[Instructions for the task]
Reproduce each line of the material precisely.

Source data

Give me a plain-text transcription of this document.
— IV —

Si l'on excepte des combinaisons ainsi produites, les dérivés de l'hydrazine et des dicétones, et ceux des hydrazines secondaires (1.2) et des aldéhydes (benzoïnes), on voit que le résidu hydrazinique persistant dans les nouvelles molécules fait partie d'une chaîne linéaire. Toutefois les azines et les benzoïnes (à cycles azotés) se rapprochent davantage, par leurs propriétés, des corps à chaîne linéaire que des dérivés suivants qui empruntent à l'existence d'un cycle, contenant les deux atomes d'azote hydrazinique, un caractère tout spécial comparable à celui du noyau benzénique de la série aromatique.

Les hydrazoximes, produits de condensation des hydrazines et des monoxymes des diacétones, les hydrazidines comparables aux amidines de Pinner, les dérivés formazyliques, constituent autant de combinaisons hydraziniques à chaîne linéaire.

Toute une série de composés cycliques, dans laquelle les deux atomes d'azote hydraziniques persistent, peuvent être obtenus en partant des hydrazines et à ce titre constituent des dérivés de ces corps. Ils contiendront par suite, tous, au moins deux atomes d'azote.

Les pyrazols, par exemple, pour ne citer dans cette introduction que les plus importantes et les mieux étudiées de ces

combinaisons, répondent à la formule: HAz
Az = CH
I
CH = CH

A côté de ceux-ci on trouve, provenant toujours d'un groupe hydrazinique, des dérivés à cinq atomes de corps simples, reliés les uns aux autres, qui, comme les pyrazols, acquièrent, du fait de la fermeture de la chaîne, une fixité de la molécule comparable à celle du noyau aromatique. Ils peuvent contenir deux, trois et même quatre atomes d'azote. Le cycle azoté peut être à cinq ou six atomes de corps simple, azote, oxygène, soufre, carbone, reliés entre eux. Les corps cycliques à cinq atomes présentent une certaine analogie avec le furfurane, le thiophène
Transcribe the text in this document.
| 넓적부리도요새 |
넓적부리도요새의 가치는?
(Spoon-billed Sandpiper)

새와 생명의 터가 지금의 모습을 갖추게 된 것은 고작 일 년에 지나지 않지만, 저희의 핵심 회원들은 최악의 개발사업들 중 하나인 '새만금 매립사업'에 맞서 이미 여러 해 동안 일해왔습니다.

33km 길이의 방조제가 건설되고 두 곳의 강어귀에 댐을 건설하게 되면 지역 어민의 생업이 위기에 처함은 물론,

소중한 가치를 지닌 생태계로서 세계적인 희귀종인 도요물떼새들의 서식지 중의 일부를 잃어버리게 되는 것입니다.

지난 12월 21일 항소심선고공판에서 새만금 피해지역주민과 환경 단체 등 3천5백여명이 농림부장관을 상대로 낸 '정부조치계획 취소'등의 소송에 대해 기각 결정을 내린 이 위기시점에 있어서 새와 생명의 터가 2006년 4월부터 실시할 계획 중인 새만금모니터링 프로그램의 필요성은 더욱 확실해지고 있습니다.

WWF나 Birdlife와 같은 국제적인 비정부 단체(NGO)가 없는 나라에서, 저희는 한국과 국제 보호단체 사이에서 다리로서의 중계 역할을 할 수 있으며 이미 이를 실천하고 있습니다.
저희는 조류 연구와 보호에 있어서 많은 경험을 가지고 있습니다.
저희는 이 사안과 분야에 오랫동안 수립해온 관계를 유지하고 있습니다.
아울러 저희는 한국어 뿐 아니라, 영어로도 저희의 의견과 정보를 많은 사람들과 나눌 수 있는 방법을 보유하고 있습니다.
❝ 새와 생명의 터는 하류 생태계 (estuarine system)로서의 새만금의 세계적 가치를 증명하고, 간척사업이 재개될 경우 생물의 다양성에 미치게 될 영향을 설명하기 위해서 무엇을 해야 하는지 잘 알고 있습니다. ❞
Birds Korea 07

[Complete output]
Give me a plain-text transcription of this document.
— IV —

Si l'on excepte des combinaisons ainsi produites, les dérivés de l'hydrazine et des dicétones, et ceux des hydrazines secondaires (1.2) et des aldéhydes (benzoïnes), on voit que le résidu hydrazinique persistant dans les nouvelles molécules fait partie d'une chaîne linéaire. Toutefois les azines et les benzoïnes (à cycles azotés) se rapprochent davantage, par leurs propriétés, des corps à chaîne linéaire que des dérivés suivants qui empruntent à l'existence d'un cycle, contenant les deux atomes d'azote hydrazinique, un caractère tout spécial comparable à celui du noyau benzénique de la série aromatique.

Les hydrazoximes, produits de condensation des hydrazines et des monoxymes des diacétones, les hydrazidines comparables aux amidines de Pinner, les dérivés formazyliques, constituent autant de combinaisons hydraziniques à chaîne linéaire.

Toute une série de composés cycliques, dans laquelle les deux atomes d'azote hydraziniques persistent, peuvent être obtenus en partant des hydrazines et à ce titre constituent des dérivés de ces corps. Ils contiendront par suite, tous, au moins deux atomes d'azote.

Les pyrazols, par exemple, pour ne citer dans cette introduction que les plus importantes et les mieux étudiées de ces

combinaisons, répondent à la formule: HAz
Az = CH
I
CH = CH

A côté de ceux-ci on trouve, provenant toujours d'un groupe hydrazinique, des dérivés à cinq atomes de corps simples, reliés les uns aux autres, qui, comme les pyrazols, acquièrent, du fait de la fermeture de la chaîne, une fixité de la molécule comparable à celle du noyau aromatique. Ils peuvent contenir deux, trois et même quatre atomes d'azote. Le cycle azoté peut être à cinq ou six atomes de corps simple, azote, oxygène, soufre, carbone, reliés entre eux. Les corps cycliques à cinq atomes présentent une certaine analogie avec le furfurane, le thiophène
Transcribe the text in this document.
| 넓적부리도요새 |
넓적부리도요새의 가치는?
(Spoon-billed Sandpiper)

새와 생명의 터가 지금의 모습을 갖추게 된 것은 고작 일 년에 지나지 않지만, 저희의 핵심 회원들은 최악의 개발사업들 중 하나인 '새만금 매립사업'에 맞서 이미 여러 해 동안 일해왔습니다.

33km 길이의 방조제가 건설되고 두 곳의 강어귀에 댐을 건설하게 되면 지역 어민의 생업이 위기에 처함은 물론,

소중한 가치를 지닌 생태계로서 세계적인 희귀종인 도요물떼새들의 서식지 중의 일부를 잃어버리게 되는 것입니다.

지난 12월 21일 항소심선고공판에서 새만금 피해지역주민과 환경 단체 등 3천5백여명이 농림부장관을 상대로 낸 '정부조치계획 취소'등의 소송에 대해 기각 결정을 내린 이 위기시점에 있어서 새와 생명의 터가 2006년 4월부터 실시할 계획 중인 새만금모니터링 프로그램의 필요성은 더욱 확실해지고 있습니다.

WWF나 Birdlife와 같은 국제적인 비정부 단체(NGO)가 없는 나라에서, 저희는 한국과 국제 보호단체 사이에서 다리로서의 중계 역할을 할 수 있으며 이미 이를 실천하고 있습니다.
저희는 조류 연구와 보호에 있어서 많은 경험을 가지고 있습니다.
저희는 이 사안과 분야에 오랫동안 수립해온 관계를 유지하고 있습니다.
아울러 저희는 한국어 뿐 아니라, 영어로도 저희의 의견과 정보를 많은 사람들과 나눌 수 있는 방법을 보유하고 있습니다.
❝ 새와 생명의 터는 하류 생태계 (estuarine system)로서의 새만금의 세계적 가치를 증명하고, 간척사업이 재개될 경우 생물의 다양성에 미치게 될 영향을 설명하기 위해서 무엇을 해야 하는지 잘 알고 있습니다. ❞
Birds Korea 07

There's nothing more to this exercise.